■ Saved data entries
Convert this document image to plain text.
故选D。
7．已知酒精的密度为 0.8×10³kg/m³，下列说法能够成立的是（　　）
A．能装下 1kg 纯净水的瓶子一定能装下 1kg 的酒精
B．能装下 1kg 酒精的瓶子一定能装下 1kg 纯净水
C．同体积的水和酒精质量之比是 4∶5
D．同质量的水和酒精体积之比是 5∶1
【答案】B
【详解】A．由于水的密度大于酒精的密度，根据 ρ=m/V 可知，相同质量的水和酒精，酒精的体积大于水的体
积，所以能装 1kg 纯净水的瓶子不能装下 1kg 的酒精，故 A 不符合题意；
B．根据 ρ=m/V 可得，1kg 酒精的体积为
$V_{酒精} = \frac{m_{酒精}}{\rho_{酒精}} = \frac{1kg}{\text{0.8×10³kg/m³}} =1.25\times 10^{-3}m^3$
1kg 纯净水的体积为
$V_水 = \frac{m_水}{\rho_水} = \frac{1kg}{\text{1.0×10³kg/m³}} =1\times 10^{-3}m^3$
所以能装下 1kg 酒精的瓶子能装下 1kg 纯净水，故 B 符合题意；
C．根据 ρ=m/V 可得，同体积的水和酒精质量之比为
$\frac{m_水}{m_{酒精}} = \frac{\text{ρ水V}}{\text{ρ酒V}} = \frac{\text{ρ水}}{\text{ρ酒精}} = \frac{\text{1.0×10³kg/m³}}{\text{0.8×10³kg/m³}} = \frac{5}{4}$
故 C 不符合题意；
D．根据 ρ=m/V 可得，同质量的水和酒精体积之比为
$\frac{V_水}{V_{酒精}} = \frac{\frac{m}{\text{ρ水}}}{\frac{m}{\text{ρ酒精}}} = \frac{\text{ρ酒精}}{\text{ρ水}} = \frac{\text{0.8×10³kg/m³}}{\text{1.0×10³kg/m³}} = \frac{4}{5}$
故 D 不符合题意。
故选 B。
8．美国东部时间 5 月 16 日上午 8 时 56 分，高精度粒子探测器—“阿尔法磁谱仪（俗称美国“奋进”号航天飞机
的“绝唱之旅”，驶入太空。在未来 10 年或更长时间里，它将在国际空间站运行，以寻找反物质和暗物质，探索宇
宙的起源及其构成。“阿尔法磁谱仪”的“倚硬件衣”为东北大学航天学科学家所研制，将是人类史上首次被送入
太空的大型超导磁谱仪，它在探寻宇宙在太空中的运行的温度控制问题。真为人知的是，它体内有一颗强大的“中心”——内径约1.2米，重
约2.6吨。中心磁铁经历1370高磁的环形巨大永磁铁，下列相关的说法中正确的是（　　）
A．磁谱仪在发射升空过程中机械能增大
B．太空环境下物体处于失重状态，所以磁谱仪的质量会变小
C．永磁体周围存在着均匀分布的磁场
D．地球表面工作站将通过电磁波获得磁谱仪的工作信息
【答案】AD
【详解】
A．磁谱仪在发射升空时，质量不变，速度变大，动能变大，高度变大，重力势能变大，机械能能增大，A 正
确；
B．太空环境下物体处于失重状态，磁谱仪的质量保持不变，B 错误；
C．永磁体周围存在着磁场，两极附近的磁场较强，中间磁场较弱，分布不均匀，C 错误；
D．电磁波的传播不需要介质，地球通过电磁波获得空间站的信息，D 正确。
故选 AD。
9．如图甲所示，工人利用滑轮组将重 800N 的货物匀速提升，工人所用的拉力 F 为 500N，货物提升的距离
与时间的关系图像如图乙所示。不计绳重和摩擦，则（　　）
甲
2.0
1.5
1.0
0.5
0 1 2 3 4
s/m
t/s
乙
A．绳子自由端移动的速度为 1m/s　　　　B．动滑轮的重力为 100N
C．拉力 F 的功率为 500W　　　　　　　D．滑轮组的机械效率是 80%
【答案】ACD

■ What to produce
Copy every line above that includes the string "阿尔法磁谱仪".

■ Exercise answer
8．美国东部时间 5 月 16 日上午 8 时 56 分，高精度粒子探测器—“阿尔法磁谱仪（俗称美国“奋进”号航天飞机
宙的起源及其构成。“阿尔法磁谱仪”的“倚硬件衣”为东北大学航天学科学家所研制，将是人类史上首次被送入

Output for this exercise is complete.